--- Begin Records for processing ---

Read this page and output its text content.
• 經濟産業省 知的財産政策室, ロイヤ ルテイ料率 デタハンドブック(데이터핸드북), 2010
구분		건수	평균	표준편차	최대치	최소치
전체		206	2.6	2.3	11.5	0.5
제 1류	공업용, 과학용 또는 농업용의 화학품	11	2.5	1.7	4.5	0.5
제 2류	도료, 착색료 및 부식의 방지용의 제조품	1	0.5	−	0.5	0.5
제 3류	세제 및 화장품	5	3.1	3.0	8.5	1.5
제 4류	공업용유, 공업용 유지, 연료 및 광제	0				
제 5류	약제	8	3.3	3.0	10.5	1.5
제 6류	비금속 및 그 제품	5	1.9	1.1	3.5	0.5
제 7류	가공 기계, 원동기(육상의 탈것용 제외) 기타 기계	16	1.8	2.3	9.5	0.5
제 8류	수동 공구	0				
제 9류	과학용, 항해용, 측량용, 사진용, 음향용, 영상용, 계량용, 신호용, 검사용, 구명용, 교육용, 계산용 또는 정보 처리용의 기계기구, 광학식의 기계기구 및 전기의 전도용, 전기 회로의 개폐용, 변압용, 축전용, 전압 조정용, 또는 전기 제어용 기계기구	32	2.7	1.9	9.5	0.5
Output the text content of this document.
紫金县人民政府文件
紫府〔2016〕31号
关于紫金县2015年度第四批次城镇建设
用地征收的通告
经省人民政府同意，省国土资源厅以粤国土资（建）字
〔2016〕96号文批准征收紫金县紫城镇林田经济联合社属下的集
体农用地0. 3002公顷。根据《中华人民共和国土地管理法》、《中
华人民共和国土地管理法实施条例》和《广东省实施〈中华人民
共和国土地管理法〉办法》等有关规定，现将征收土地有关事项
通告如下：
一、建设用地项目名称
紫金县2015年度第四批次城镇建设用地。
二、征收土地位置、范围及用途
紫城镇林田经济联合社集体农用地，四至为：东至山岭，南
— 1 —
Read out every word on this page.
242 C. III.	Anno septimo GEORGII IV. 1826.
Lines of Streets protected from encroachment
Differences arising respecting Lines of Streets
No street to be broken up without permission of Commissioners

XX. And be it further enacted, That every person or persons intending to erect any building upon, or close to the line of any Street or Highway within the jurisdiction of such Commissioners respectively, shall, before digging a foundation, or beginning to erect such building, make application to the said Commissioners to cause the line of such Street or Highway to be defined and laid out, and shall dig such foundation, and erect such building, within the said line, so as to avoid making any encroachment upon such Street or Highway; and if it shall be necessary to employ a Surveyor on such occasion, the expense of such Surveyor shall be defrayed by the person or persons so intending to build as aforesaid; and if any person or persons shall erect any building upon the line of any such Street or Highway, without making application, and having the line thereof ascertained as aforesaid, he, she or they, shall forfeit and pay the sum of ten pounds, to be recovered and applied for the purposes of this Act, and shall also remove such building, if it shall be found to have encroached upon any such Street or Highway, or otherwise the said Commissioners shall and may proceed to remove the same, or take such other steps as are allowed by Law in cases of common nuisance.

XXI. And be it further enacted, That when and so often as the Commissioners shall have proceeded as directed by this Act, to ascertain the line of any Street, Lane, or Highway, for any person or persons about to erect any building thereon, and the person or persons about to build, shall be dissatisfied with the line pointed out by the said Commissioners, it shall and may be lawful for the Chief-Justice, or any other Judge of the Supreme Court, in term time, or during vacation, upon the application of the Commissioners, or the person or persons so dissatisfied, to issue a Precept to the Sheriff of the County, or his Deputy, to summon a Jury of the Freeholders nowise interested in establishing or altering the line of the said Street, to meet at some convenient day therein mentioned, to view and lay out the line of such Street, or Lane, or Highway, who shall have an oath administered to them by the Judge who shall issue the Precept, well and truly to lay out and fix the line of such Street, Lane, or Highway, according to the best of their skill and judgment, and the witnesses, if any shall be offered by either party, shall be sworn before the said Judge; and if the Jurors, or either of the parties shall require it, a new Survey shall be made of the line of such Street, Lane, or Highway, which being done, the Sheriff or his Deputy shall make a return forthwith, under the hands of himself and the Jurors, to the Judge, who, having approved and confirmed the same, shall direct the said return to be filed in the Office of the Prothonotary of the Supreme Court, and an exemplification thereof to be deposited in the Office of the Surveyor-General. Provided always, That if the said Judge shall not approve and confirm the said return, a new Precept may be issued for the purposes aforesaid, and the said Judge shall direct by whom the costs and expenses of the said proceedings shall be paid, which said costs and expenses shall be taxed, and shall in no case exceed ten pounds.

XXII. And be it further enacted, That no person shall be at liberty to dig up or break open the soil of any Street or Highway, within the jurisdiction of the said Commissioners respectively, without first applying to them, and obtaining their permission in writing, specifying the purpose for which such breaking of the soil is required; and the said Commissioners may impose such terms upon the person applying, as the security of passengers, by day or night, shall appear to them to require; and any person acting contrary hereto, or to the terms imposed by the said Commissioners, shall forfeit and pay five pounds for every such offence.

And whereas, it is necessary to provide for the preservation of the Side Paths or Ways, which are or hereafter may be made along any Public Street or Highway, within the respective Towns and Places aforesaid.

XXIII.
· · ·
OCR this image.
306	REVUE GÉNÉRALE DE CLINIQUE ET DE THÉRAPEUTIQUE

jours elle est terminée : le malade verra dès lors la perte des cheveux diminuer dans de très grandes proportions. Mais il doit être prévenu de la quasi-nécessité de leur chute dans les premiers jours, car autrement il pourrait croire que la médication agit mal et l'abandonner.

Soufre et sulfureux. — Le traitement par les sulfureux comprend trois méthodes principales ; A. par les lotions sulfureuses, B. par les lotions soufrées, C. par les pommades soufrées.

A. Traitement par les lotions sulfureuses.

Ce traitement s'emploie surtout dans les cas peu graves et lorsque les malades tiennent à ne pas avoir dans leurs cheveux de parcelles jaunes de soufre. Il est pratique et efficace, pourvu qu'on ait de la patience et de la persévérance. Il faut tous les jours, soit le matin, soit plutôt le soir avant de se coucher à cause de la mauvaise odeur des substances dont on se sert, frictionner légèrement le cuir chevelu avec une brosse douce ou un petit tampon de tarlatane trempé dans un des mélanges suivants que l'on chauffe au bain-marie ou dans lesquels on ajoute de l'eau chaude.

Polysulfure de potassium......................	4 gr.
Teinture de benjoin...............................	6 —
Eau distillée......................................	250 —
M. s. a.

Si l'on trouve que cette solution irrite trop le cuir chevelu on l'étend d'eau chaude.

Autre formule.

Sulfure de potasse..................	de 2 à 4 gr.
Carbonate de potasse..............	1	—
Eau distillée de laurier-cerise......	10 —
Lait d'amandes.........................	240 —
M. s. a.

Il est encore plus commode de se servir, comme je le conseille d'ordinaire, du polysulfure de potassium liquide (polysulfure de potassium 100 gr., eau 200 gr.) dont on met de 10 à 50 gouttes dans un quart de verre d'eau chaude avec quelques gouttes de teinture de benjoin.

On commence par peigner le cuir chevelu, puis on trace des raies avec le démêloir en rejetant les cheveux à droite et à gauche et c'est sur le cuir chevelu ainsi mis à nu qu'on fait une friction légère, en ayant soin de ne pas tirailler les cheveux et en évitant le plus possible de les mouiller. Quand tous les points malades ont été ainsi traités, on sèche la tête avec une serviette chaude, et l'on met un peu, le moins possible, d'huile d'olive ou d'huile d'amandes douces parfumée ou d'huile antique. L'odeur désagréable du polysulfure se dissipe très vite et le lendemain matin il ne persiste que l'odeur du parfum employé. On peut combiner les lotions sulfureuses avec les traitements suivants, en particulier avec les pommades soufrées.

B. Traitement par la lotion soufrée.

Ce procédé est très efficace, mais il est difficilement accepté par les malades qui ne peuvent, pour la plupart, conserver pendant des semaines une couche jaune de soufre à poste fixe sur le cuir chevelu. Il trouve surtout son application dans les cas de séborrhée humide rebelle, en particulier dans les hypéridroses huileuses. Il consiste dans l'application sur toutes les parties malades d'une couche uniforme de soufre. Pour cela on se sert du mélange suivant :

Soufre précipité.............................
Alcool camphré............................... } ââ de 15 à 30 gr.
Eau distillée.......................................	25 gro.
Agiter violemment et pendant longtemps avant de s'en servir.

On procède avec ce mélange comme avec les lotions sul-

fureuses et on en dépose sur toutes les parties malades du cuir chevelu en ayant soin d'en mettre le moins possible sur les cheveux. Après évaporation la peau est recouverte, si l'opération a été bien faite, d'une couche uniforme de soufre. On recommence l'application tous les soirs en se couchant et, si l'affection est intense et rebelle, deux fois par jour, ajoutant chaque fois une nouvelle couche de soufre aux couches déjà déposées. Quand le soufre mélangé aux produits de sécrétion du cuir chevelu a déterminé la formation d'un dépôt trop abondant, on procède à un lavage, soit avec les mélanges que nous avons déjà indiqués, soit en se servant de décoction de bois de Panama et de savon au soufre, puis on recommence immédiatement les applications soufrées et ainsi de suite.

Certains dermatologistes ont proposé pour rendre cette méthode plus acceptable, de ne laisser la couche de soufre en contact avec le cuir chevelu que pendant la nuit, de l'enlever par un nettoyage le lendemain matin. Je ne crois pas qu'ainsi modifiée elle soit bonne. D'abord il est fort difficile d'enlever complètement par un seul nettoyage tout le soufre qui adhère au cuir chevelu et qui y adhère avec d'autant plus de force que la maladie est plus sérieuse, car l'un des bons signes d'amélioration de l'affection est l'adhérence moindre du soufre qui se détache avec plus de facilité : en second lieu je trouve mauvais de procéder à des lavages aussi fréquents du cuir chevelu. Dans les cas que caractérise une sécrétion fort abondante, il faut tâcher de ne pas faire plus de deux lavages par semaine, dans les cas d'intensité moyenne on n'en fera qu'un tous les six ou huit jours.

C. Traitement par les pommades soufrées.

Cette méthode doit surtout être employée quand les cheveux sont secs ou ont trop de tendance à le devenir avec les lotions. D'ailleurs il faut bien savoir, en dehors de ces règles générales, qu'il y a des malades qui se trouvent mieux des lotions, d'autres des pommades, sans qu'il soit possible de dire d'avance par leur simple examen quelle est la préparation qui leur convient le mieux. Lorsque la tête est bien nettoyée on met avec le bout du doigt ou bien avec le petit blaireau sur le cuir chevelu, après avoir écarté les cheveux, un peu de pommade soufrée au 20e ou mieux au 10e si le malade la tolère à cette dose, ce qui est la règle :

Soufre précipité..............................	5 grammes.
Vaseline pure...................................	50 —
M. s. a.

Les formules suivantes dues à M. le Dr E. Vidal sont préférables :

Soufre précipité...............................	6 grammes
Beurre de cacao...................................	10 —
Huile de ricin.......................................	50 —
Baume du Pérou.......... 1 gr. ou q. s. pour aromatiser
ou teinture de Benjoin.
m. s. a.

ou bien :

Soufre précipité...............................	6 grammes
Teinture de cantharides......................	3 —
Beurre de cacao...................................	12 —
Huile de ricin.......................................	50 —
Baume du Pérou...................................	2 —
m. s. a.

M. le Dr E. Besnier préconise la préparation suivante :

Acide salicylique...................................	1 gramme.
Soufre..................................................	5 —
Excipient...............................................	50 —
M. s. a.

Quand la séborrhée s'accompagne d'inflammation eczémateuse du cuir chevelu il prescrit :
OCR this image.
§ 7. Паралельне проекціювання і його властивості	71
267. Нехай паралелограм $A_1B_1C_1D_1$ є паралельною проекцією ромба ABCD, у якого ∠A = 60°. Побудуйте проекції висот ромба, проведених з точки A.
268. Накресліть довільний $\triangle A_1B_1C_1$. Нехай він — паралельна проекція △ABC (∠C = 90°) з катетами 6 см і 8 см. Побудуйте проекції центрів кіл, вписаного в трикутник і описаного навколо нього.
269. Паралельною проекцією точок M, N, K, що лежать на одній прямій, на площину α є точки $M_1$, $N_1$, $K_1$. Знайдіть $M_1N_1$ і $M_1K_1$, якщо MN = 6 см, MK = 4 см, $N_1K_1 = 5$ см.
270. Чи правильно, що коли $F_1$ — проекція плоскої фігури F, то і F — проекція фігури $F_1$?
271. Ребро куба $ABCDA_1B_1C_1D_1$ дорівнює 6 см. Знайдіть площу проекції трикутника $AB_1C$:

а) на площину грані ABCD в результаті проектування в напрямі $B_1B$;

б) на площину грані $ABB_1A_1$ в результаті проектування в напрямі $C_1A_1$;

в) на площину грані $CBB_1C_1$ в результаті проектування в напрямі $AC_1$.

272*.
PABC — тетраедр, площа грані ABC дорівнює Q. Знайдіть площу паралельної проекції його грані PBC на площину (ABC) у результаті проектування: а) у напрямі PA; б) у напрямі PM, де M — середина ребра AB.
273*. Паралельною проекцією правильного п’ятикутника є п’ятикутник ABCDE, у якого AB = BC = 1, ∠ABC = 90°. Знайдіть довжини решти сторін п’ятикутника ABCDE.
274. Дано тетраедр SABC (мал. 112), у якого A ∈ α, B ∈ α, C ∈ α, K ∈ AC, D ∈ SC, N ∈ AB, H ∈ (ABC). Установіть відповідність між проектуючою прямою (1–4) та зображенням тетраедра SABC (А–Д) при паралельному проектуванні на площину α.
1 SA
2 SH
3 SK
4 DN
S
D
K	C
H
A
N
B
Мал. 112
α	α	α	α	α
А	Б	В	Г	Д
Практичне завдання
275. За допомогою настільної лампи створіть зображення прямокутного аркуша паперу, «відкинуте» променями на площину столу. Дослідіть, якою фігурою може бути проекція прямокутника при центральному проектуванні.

--- End Records for processing ---

### [Exercise goal]
Search the data for the string "avant". List each line that has it.

### [The answer]
Ce traitement s'emploie surtout dans les cas peu graves et lorsque les malades tiennent à ne pas avoir dans leurs cheveux de parcelles jaunes de soufre. Il est pratique et efficace, pourvu qu'on ait de la patience et de la persévérance. Il faut tous les jours, soit le matin, soit plutôt le soir avant de se coucher à cause de la mauvaise odeur des substances dont on se sert, frictionner légèrement le cuir chevelu avec une brosse douce ou un petit tampon de tarlatane trempé dans un des mélanges suivants que l'on chauffe au bain-marie ou dans lesquels on ajoute de l'eau chaude.
Agiter violemment et pendant longtemps avant de s'en servir.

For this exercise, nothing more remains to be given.